──────── Items ────────
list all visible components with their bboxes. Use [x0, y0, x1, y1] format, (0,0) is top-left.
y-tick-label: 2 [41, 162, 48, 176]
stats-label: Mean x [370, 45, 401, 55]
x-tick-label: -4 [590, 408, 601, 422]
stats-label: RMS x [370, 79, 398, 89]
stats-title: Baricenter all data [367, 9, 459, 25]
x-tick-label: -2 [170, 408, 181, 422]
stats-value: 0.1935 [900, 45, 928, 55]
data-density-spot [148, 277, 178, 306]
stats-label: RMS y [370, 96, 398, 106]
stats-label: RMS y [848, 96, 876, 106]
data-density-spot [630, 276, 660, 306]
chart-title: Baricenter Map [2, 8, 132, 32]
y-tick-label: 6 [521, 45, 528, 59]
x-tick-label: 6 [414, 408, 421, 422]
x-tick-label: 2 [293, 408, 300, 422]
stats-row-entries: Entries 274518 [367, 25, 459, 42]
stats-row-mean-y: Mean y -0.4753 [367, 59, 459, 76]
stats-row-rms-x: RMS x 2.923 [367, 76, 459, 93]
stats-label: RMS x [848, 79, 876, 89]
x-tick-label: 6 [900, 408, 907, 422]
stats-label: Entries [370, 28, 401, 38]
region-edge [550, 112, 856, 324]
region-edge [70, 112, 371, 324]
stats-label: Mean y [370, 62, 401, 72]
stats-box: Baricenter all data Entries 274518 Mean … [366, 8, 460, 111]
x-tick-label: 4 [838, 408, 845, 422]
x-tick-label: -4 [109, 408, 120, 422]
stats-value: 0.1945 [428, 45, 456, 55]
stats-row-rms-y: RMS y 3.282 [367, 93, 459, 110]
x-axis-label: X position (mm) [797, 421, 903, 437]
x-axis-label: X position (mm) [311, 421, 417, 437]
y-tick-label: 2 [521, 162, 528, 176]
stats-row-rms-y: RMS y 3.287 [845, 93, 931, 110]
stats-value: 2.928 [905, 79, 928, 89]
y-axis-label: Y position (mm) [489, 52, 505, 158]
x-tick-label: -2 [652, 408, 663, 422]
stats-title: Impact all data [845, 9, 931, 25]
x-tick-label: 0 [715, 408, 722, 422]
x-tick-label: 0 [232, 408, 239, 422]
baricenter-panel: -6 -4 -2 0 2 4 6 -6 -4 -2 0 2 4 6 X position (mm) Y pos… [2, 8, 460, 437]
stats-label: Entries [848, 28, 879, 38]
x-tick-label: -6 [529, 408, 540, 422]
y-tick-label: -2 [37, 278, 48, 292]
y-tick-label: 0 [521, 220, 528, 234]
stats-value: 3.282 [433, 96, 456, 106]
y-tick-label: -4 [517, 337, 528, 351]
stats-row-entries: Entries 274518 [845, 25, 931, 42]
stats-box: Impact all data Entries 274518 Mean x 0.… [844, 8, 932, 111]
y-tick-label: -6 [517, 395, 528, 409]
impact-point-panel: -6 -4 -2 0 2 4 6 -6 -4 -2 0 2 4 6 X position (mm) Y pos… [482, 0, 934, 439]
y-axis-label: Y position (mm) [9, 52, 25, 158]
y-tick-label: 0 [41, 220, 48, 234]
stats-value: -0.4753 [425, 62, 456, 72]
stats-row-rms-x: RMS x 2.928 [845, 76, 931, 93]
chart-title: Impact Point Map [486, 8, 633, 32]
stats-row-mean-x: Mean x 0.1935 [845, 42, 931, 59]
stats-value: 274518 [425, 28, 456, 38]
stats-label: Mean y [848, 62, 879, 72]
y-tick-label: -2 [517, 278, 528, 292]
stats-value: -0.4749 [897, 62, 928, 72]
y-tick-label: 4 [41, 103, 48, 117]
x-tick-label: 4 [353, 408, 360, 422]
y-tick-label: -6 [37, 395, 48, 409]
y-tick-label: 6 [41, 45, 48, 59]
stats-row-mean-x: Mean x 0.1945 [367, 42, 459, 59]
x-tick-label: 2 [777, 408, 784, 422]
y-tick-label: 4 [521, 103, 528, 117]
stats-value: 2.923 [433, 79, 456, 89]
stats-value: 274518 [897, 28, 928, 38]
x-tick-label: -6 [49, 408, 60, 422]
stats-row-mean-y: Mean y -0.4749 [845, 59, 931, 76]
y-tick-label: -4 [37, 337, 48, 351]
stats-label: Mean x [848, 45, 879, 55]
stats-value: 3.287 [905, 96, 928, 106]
────────
Copy every line of the entries above character for character, changing nothing.

list all visible components with their bboxes. Use [x0, y0, x1, y1] format, (0,0) is top-left.
y-tick-label: 2 [41, 162, 48, 176]
stats-label: Mean x [370, 45, 401, 55]
x-tick-label: -4 [590, 408, 601, 422]
stats-label: RMS x [370, 79, 398, 89]
stats-title: Baricenter all data [367, 9, 459, 25]
x-tick-label: -2 [170, 408, 181, 422]
stats-value: 0.1935 [900, 45, 928, 55]
data-density-spot [148, 277, 178, 306]
stats-label: RMS y [370, 96, 398, 106]
stats-label: RMS y [848, 96, 876, 106]
data-density-spot [630, 276, 660, 306]
chart-title: Baricenter Map [2, 8, 132, 32]
y-tick-label: 6 [521, 45, 528, 59]
x-tick-label: 6 [414, 408, 421, 422]
x-tick-label: 2 [293, 408, 300, 422]
stats-row-entries: Entries 274518 [367, 25, 459, 42]
stats-row-mean-y: Mean y -0.4753 [367, 59, 459, 76]
stats-row-rms-x: RMS x 2.923 [367, 76, 459, 93]
stats-label: RMS x [848, 79, 876, 89]
x-tick-label: 6 [900, 408, 907, 422]
stats-label: Entries [370, 28, 401, 38]
region-edge [550, 112, 856, 324]
region-edge [70, 112, 371, 324]
stats-label: Mean y [370, 62, 401, 72]
stats-box: Baricenter all data Entries 274518 Mean … [366, 8, 460, 111]
x-tick-label: 4 [838, 408, 845, 422]
x-tick-label: -4 [109, 408, 120, 422]
stats-value: 0.1945 [428, 45, 456, 55]
stats-row-rms-y: RMS y 3.282 [367, 93, 459, 110]
x-axis-label: X position (mm) [797, 421, 903, 437]
x-axis-label: X position (mm) [311, 421, 417, 437]
y-tick-label: 2 [521, 162, 528, 176]
stats-row-rms-y: RMS y 3.287 [845, 93, 931, 110]
stats-value: 2.928 [905, 79, 928, 89]
y-axis-label: Y position (mm) [489, 52, 505, 158]
x-tick-label: -2 [652, 408, 663, 422]
stats-title: Impact all data [845, 9, 931, 25]
x-tick-label: 0 [715, 408, 722, 422]
x-tick-label: 0 [232, 408, 239, 422]
baricenter-panel: -6 -4 -2 0 2 4 6 -6 -4 -2 0 2 4 6 X position (mm) Y pos… [2, 8, 460, 437]
stats-label: Entries [848, 28, 879, 38]
x-tick-label: -6 [529, 408, 540, 422]
y-tick-label: -2 [37, 278, 48, 292]
y-tick-label: 0 [521, 220, 528, 234]
stats-value: 3.282 [433, 96, 456, 106]
y-tick-label: -4 [517, 337, 528, 351]
stats-row-entries: Entries 274518 [845, 25, 931, 42]
stats-box: Impact all data Entries 274518 Mean x 0.… [844, 8, 932, 111]
y-tick-label: -6 [517, 395, 528, 409]
impact-point-panel: -6 -4 -2 0 2 4 6 -6 -4 -2 0 2 4 6 X position (mm) Y pos… [482, 0, 934, 439]
y-axis-label: Y position (mm) [9, 52, 25, 158]
y-tick-label: 0 [41, 220, 48, 234]
stats-value: -0.4753 [425, 62, 456, 72]
stats-row-rms-x: RMS x 2.928 [845, 76, 931, 93]
chart-title: Impact Point Map [486, 8, 633, 32]
stats-row-mean-x: Mean x 0.1935 [845, 42, 931, 59]
stats-value: 274518 [425, 28, 456, 38]
stats-label: Mean y [848, 62, 879, 72]
y-tick-label: -2 [517, 278, 528, 292]
stats-value: -0.4749 [897, 62, 928, 72]
y-tick-label: 4 [41, 103, 48, 117]
x-tick-label: 4 [353, 408, 360, 422]
y-tick-label: -6 [37, 395, 48, 409]
y-tick-label: 6 [41, 45, 48, 59]
stats-row-mean-x: Mean x 0.1945 [367, 42, 459, 59]
x-tick-label: 2 [777, 408, 784, 422]
y-tick-label: 4 [521, 103, 528, 117]
stats-value: 2.923 [433, 79, 456, 89]
stats-value: 274518 [897, 28, 928, 38]
x-tick-label: -6 [49, 408, 60, 422]
stats-row-mean-y: Mean y -0.4749 [845, 59, 931, 76]
y-tick-label: -4 [37, 337, 48, 351]
stats-label: Mean x [848, 45, 879, 55]
stats-value: 3.287 [905, 96, 928, 106]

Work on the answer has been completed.